── EXCERPTED DATA ──

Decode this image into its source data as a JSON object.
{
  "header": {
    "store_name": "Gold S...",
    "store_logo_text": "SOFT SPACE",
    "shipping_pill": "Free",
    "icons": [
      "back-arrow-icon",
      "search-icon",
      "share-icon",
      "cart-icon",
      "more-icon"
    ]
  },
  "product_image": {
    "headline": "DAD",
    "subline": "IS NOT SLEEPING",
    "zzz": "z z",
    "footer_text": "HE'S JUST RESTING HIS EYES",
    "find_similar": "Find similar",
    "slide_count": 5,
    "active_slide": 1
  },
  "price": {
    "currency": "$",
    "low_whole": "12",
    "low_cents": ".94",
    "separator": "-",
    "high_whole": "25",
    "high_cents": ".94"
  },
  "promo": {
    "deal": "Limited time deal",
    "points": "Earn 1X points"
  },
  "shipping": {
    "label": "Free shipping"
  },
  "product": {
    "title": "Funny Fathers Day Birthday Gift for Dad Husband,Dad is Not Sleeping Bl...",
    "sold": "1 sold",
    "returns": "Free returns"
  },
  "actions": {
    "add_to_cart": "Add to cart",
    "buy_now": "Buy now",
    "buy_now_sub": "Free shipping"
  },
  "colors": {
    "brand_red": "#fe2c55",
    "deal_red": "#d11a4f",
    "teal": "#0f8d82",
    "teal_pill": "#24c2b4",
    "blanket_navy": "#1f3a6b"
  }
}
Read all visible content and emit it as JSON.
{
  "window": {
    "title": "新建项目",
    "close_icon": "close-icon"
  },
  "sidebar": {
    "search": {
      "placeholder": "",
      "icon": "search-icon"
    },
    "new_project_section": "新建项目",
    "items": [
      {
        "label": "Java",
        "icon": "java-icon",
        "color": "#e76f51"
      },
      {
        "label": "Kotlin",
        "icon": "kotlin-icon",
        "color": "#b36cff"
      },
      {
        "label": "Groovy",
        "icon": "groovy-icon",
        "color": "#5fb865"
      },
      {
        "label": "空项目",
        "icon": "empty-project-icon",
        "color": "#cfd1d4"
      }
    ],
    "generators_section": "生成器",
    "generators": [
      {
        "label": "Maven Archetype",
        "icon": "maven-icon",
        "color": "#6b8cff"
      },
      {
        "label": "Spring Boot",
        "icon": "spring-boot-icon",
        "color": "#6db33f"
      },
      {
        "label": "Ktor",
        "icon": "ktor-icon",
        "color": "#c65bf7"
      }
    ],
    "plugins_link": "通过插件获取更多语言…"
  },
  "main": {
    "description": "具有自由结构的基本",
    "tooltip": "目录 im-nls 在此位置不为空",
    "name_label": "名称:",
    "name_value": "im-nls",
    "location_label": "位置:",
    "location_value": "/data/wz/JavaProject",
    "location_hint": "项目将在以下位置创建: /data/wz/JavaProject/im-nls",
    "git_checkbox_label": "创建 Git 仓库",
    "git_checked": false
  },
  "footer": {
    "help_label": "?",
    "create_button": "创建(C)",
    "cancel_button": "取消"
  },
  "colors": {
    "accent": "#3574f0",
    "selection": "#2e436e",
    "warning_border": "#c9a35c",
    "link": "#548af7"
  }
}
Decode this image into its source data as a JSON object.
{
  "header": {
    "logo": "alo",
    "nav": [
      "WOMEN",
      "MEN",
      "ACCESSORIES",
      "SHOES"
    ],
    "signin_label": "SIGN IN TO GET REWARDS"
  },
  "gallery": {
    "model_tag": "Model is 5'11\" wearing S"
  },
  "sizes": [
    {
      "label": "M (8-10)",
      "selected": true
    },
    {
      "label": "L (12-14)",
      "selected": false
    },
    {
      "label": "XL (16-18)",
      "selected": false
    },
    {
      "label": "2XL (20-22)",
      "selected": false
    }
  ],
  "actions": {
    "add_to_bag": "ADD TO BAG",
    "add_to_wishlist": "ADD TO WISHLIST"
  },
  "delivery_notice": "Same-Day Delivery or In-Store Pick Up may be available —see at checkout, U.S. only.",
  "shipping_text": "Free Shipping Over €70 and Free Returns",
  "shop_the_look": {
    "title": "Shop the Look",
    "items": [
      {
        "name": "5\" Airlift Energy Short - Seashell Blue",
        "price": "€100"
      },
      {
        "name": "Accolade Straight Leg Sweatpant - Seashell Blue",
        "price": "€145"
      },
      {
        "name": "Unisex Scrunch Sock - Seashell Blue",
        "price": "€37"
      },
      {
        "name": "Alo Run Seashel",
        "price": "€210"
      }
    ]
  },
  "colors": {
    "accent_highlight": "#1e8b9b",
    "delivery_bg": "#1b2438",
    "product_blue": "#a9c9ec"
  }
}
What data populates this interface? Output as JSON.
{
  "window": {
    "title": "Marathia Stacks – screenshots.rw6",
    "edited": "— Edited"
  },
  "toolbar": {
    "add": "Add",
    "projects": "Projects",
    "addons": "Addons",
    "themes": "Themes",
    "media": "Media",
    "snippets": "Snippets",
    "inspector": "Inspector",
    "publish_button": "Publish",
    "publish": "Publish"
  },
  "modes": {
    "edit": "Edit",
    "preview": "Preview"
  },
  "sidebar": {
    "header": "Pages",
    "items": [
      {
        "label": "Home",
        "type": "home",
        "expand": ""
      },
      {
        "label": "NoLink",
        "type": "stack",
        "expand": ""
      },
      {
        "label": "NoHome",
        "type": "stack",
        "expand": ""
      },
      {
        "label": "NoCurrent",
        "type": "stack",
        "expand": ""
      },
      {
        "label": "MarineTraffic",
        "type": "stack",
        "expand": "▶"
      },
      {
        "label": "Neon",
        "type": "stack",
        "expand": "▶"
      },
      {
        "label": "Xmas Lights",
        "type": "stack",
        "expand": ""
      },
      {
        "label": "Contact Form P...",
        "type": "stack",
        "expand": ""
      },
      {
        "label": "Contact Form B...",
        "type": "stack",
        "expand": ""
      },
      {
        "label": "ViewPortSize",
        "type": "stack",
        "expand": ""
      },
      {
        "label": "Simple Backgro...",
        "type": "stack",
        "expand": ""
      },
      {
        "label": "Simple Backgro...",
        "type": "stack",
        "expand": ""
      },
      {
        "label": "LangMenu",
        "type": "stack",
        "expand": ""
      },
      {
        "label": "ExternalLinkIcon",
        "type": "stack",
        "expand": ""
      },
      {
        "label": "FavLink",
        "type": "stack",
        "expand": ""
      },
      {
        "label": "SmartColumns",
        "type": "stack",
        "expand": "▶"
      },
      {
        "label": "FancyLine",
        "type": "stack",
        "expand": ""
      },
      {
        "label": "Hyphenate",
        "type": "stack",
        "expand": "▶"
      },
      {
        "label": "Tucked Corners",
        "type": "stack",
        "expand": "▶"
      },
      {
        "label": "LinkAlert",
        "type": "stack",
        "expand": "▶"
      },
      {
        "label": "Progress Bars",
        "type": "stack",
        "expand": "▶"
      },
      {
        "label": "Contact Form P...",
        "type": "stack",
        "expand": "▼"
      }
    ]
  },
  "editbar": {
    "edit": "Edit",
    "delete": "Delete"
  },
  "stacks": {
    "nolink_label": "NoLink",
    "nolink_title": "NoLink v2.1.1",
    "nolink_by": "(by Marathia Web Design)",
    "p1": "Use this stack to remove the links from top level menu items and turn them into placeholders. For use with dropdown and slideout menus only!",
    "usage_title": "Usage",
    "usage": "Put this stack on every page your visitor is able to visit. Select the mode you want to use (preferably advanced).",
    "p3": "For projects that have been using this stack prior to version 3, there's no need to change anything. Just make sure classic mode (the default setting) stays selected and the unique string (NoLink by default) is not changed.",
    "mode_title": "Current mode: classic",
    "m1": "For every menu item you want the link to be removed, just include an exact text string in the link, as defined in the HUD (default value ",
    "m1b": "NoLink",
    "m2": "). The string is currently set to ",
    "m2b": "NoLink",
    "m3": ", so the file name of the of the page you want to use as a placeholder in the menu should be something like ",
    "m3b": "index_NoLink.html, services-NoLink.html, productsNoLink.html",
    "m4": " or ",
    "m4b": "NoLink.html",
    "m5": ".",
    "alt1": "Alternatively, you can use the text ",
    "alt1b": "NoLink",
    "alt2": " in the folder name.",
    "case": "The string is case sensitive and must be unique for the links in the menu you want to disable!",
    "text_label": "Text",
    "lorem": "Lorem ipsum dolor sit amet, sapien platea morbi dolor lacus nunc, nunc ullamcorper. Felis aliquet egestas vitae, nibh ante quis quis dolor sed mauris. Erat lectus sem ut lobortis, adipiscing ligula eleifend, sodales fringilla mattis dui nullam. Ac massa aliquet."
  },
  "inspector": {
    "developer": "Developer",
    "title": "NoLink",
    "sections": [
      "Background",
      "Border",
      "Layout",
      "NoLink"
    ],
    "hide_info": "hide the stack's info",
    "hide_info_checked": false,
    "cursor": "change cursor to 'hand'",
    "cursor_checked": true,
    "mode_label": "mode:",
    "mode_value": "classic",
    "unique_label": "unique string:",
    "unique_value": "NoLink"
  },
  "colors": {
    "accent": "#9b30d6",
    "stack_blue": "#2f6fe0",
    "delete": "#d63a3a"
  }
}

───

- _REQUIREMENT_: Filter the listing for the word "projects" and copy every line that holds it.

- _RESULT BELOW_:
    "projects": "Projects",
    "p3": "For projects that have been using this stack prior to version 3, there's no need to change anything. Just make sure classic mode (the default setting) stays selected and the unique string (NoLink by default) is not changed.",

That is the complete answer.